Return the count of lines that hold the string "name", with no other words.

• _Extracted information_
▶
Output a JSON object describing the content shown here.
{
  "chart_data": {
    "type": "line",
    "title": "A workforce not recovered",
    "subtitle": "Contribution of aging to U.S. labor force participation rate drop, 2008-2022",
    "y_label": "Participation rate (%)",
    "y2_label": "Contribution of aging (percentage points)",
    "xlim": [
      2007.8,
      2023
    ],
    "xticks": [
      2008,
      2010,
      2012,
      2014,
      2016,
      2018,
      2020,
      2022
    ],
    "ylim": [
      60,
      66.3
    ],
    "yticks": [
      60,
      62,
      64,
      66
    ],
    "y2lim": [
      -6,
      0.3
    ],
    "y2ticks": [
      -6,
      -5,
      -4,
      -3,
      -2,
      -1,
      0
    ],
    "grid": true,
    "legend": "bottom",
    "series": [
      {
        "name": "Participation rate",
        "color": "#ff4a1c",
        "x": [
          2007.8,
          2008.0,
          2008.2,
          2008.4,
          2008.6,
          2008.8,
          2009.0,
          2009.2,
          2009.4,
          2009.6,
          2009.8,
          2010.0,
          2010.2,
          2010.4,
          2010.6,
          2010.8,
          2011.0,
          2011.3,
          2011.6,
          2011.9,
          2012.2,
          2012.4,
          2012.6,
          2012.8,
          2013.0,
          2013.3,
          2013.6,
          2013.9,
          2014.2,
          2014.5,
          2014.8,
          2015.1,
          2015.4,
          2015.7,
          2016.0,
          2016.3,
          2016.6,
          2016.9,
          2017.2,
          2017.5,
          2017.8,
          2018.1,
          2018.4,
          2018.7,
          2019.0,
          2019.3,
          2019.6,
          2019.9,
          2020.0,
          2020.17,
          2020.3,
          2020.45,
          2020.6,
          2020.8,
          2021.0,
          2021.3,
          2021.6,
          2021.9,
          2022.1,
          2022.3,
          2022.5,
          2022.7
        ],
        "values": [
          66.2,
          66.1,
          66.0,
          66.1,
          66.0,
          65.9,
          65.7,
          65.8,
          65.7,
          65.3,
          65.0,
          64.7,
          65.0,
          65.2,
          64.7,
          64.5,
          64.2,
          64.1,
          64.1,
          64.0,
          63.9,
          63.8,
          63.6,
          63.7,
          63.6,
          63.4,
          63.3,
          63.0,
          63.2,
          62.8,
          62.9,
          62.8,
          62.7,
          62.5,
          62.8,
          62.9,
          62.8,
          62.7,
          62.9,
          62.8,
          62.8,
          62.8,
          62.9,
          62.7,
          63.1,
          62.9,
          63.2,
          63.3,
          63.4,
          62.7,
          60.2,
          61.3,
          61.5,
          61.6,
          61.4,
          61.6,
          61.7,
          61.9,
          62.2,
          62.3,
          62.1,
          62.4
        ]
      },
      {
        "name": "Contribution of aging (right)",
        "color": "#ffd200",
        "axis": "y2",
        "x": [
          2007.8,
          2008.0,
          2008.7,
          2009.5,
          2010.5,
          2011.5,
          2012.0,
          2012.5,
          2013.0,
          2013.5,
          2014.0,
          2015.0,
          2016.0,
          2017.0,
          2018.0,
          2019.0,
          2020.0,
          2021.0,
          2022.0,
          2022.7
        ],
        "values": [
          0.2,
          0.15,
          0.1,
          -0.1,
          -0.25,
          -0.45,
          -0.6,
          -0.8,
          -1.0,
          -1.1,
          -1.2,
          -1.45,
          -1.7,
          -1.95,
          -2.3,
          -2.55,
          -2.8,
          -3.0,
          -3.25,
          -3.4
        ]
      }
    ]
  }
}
◀
• _Exercise result_
2